## Task instructions
Copy out all of the data below word for word.
=== Entries shown ===
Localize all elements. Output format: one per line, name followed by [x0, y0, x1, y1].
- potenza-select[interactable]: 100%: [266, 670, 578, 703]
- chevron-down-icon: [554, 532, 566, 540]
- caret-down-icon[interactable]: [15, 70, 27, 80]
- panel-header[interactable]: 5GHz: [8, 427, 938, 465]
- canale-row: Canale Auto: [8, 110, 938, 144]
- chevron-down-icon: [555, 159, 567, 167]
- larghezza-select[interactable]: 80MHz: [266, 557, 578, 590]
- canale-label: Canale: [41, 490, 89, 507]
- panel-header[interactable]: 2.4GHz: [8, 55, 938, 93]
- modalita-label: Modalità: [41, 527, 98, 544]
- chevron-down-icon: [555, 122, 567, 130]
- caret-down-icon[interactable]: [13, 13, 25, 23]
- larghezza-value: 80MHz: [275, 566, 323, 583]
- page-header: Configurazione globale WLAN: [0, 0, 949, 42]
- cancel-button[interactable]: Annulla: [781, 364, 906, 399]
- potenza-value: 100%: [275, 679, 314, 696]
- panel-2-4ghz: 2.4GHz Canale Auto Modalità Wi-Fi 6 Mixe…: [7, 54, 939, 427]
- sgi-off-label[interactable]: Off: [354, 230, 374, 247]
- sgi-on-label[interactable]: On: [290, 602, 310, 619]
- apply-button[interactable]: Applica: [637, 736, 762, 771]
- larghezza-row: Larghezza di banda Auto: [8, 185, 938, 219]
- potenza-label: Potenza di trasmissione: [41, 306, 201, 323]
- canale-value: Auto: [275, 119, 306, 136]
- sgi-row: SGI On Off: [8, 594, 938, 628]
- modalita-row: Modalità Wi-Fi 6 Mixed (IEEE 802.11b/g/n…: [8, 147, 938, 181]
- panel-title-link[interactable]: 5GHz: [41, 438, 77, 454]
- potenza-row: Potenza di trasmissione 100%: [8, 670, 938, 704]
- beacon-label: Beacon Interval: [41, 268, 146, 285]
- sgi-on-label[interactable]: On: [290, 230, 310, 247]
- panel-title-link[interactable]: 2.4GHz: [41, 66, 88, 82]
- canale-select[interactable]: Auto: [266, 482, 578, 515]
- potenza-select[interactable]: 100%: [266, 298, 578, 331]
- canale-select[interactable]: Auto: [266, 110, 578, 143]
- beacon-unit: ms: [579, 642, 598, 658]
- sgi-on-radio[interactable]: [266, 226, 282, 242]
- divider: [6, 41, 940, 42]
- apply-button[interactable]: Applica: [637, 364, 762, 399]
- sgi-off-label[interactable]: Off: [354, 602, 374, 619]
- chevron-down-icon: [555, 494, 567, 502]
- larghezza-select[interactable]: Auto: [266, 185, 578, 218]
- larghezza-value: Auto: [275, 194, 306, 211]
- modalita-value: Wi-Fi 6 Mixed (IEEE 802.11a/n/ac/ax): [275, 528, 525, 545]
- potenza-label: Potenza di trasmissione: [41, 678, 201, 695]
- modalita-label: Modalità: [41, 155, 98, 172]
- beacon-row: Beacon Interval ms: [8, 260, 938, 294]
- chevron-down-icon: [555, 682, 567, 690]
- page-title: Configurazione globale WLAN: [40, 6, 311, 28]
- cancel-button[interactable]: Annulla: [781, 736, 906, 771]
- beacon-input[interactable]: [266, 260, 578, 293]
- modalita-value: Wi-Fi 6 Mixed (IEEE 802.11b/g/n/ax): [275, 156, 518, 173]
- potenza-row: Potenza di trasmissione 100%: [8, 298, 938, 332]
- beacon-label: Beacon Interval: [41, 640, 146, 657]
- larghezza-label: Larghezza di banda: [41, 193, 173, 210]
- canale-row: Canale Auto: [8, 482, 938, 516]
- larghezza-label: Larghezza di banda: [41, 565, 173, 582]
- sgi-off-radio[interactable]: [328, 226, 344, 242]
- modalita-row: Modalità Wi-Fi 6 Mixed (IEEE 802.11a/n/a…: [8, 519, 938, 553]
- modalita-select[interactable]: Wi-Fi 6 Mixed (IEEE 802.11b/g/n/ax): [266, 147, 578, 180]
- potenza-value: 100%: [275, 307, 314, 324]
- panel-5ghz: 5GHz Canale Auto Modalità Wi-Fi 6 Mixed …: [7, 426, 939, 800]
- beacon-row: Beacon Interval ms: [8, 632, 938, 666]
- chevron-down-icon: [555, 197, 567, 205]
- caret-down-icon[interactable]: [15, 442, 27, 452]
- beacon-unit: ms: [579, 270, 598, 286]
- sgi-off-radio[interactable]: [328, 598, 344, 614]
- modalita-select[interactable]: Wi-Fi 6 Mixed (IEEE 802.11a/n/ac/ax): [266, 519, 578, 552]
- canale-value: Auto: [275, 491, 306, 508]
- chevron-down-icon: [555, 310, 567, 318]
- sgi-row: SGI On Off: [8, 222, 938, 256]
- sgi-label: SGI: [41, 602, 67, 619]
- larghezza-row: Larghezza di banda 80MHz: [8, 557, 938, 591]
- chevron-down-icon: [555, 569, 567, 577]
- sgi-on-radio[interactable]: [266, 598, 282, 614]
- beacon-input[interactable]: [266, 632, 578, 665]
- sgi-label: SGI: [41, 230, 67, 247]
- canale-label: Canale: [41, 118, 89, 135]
===
## Output for this task
Localize all elements. Output format: one per line, name followed by [x0, y0, x1, y1].
- potenza-select[interactable]: 100%: [266, 670, 578, 703]
- chevron-down-icon: [554, 532, 566, 540]
- caret-down-icon[interactable]: [15, 70, 27, 80]
- panel-header[interactable]: 5GHz: [8, 427, 938, 465]
- canale-row: Canale Auto: [8, 110, 938, 144]
- chevron-down-icon: [555, 159, 567, 167]
- larghezza-select[interactable]: 80MHz: [266, 557, 578, 590]
- canale-label: Canale: [41, 490, 89, 507]
- panel-header[interactable]: 2.4GHz: [8, 55, 938, 93]
- modalita-label: Modalità: [41, 527, 98, 544]
- chevron-down-icon: [555, 122, 567, 130]
- caret-down-icon[interactable]: [13, 13, 25, 23]
- larghezza-value: 80MHz: [275, 566, 323, 583]
- page-header: Configurazione globale WLAN: [0, 0, 949, 42]
- cancel-button[interactable]: Annulla: [781, 364, 906, 399]
- potenza-value: 100%: [275, 679, 314, 696]
- panel-2-4ghz: 2.4GHz Canale Auto Modalità Wi-Fi 6 Mixe…: [7, 54, 939, 427]
- sgi-off-label[interactable]: Off: [354, 230, 374, 247]
- sgi-on-label[interactable]: On: [290, 602, 310, 619]
- apply-button[interactable]: Applica: [637, 736, 762, 771]
- larghezza-row: Larghezza di banda Auto: [8, 185, 938, 219]
- potenza-label: Potenza di trasmissione: [41, 306, 201, 323]
- canale-value: Auto: [275, 119, 306, 136]
- sgi-row: SGI On Off: [8, 594, 938, 628]
- modalita-row: Modalità Wi-Fi 6 Mixed (IEEE 802.11b/g/n…: [8, 147, 938, 181]
- panel-title-link[interactable]: 5GHz: [41, 438, 77, 454]
- potenza-row: Potenza di trasmissione 100%: [8, 670, 938, 704]
- beacon-label: Beacon Interval: [41, 268, 146, 285]
- sgi-on-label[interactable]: On: [290, 230, 310, 247]
- panel-title-link[interactable]: 2.4GHz: [41, 66, 88, 82]
- canale-select[interactable]: Auto: [266, 482, 578, 515]
- potenza-select[interactable]: 100%: [266, 298, 578, 331]
- canale-select[interactable]: Auto: [266, 110, 578, 143]
- beacon-unit: ms: [579, 642, 598, 658]
- sgi-on-radio[interactable]: [266, 226, 282, 242]
- divider: [6, 41, 940, 42]
- apply-button[interactable]: Applica: [637, 364, 762, 399]
- sgi-off-label[interactable]: Off: [354, 602, 374, 619]
- chevron-down-icon: [555, 494, 567, 502]
- larghezza-select[interactable]: Auto: [266, 185, 578, 218]
- larghezza-value: Auto: [275, 194, 306, 211]
- modalita-value: Wi-Fi 6 Mixed (IEEE 802.11a/n/ac/ax): [275, 528, 525, 545]
- potenza-label: Potenza di trasmissione: [41, 678, 201, 695]
- modalita-label: Modalità: [41, 155, 98, 172]
- beacon-row: Beacon Interval ms: [8, 260, 938, 294]
- chevron-down-icon: [555, 682, 567, 690]
- page-title: Configurazione globale WLAN: [40, 6, 311, 28]
- cancel-button[interactable]: Annulla: [781, 736, 906, 771]
- beacon-input[interactable]: [266, 260, 578, 293]
- modalita-value: Wi-Fi 6 Mixed (IEEE 802.11b/g/n/ax): [275, 156, 518, 173]
- potenza-row: Potenza di trasmissione 100%: [8, 298, 938, 332]
- beacon-label: Beacon Interval: [41, 640, 146, 657]
- larghezza-label: Larghezza di banda: [41, 193, 173, 210]
- canale-row: Canale Auto: [8, 482, 938, 516]
- larghezza-label: Larghezza di banda: [41, 565, 173, 582]
- sgi-off-radio[interactable]: [328, 226, 344, 242]
- modalita-row: Modalità Wi-Fi 6 Mixed (IEEE 802.11a/n/a…: [8, 519, 938, 553]
- modalita-select[interactable]: Wi-Fi 6 Mixed (IEEE 802.11b/g/n/ax): [266, 147, 578, 180]
- potenza-value: 100%: [275, 307, 314, 324]
- panel-5ghz: 5GHz Canale Auto Modalità Wi-Fi 6 Mixed …: [7, 426, 939, 800]
- beacon-row: Beacon Interval ms: [8, 632, 938, 666]
- chevron-down-icon: [555, 197, 567, 205]
- caret-down-icon[interactable]: [15, 442, 27, 452]
- beacon-unit: ms: [579, 270, 598, 286]
- sgi-off-radio[interactable]: [328, 598, 344, 614]
- modalita-select[interactable]: Wi-Fi 6 Mixed (IEEE 802.11a/n/ac/ax): [266, 519, 578, 552]
- canale-value: Auto: [275, 491, 306, 508]
- chevron-down-icon: [555, 310, 567, 318]
- sgi-row: SGI On Off: [8, 222, 938, 256]
- sgi-label: SGI: [41, 602, 67, 619]
- larghezza-row: Larghezza di banda 80MHz: [8, 557, 938, 591]
- chevron-down-icon: [555, 569, 567, 577]
- sgi-on-radio[interactable]: [266, 598, 282, 614]
- beacon-input[interactable]: [266, 632, 578, 665]
- sgi-label: SGI: [41, 230, 67, 247]
- canale-label: Canale: [41, 118, 89, 135]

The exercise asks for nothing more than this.